===== Data shown
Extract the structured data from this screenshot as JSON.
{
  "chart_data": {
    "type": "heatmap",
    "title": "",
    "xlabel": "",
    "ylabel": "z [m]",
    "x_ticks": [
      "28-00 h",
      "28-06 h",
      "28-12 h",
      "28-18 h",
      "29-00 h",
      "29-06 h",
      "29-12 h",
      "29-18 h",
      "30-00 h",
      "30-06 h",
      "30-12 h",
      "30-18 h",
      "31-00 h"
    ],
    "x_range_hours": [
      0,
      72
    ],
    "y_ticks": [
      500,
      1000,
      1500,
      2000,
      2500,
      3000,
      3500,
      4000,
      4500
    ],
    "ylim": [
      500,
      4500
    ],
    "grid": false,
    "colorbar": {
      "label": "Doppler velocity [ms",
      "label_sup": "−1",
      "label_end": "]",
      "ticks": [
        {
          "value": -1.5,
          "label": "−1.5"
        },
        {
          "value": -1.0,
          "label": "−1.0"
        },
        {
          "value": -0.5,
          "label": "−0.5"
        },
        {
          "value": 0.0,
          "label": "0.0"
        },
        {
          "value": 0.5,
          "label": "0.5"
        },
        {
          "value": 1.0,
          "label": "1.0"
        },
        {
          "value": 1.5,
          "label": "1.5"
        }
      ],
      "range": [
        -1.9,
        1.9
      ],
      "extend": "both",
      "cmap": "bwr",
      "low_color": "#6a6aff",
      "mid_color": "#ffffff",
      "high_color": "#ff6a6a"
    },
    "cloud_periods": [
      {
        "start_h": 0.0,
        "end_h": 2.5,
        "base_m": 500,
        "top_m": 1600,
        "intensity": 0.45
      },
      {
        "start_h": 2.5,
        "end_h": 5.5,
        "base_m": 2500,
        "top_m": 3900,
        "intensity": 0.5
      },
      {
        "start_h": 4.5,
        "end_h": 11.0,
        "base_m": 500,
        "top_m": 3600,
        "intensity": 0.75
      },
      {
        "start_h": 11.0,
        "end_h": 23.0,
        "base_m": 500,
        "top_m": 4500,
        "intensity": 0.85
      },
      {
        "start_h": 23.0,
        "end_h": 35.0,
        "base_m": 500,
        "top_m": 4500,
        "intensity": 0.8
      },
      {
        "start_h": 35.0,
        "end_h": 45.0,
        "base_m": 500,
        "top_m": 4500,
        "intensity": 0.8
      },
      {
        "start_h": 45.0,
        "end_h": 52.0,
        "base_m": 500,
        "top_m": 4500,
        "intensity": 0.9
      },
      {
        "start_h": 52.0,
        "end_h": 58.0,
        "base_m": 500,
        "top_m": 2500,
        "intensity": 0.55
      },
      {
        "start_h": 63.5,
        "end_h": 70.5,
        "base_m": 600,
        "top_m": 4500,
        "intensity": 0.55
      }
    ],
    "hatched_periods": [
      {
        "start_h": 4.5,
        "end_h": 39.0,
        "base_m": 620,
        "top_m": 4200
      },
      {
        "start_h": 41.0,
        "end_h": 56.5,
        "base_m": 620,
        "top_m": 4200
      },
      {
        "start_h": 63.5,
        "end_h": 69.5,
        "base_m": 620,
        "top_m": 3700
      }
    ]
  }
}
==========
Work to do:
Quote the data in full, keeping each word unchanged.

Final answer:
Extract the structured data from this screenshot as JSON.
{
  "chart_data": {
    "type": "heatmap",
    "title": "",
    "xlabel": "",
    "ylabel": "z [m]",
    "x_ticks": [
      "28-00 h",
      "28-06 h",
      "28-12 h",
      "28-18 h",
      "29-00 h",
      "29-06 h",
      "29-12 h",
      "29-18 h",
      "30-00 h",
      "30-06 h",
      "30-12 h",
      "30-18 h",
      "31-00 h"
    ],
    "x_range_hours": [
      0,
      72
    ],
    "y_ticks": [
      500,
      1000,
      1500,
      2000,
      2500,
      3000,
      3500,
      4000,
      4500
    ],
    "ylim": [
      500,
      4500
    ],
    "grid": false,
    "colorbar": {
      "label": "Doppler velocity [ms",
      "label_sup": "−1",
      "label_end": "]",
      "ticks": [
        {
          "value": -1.5,
          "label": "−1.5"
        },
        {
          "value": -1.0,
          "label": "−1.0"
        },
        {
          "value": -0.5,
          "label": "−0.5"
        },
        {
          "value": 0.0,
          "label": "0.0"
        },
        {
          "value": 0.5,
          "label": "0.5"
        },
        {
          "value": 1.0,
          "label": "1.0"
        },
        {
          "value": 1.5,
          "label": "1.5"
        }
      ],
      "range": [
        -1.9,
        1.9
      ],
      "extend": "both",
      "cmap": "bwr",
      "low_color": "#6a6aff",
      "mid_color": "#ffffff",
      "high_color": "#ff6a6a"
    },
    "cloud_periods": [
      {
        "start_h": 0.0,
        "end_h": 2.5,
        "base_m": 500,
        "top_m": 1600,
        "intensity": 0.45
      },
      {
        "start_h": 2.5,
        "end_h": 5.5,
        "base_m": 2500,
        "top_m": 3900,
        "intensity": 0.5
      },
      {
        "start_h": 4.5,
        "end_h": 11.0,
        "base_m": 500,
        "top_m": 3600,
        "intensity": 0.75
      },
      {
        "start_h": 11.0,
        "end_h": 23.0,
        "base_m": 500,
        "top_m": 4500,
        "intensity": 0.85
      },
      {
        "start_h": 23.0,
        "end_h": 35.0,
        "base_m": 500,
        "top_m": 4500,
        "intensity": 0.8
      },
      {
        "start_h": 35.0,
        "end_h": 45.0,
        "base_m": 500,
        "top_m": 4500,
        "intensity": 0.8
      },
      {
        "start_h": 45.0,
        "end_h": 52.0,
        "base_m": 500,
        "top_m": 4500,
        "intensity": 0.9
      },
      {
        "start_h": 52.0,
        "end_h": 58.0,
        "base_m": 500,
        "top_m": 2500,
        "intensity": 0.55
      },
      {
        "start_h": 63.5,
        "end_h": 70.5,
        "base_m": 600,
        "top_m": 4500,
        "intensity": 0.55
      }
    ],
    "hatched_periods": [
      {
        "start_h": 4.5,
        "end_h": 39.0,
        "base_m": 620,
        "top_m": 4200
      },
      {
        "start_h": 41.0,
        "end_h": 56.5,
        "base_m": 620,
        "top_m": 4200
      },
      {
        "start_h": 63.5,
        "end_h": 69.5,
        "base_m": 620,
        "top_m": 3700
      }
    ]
  }
}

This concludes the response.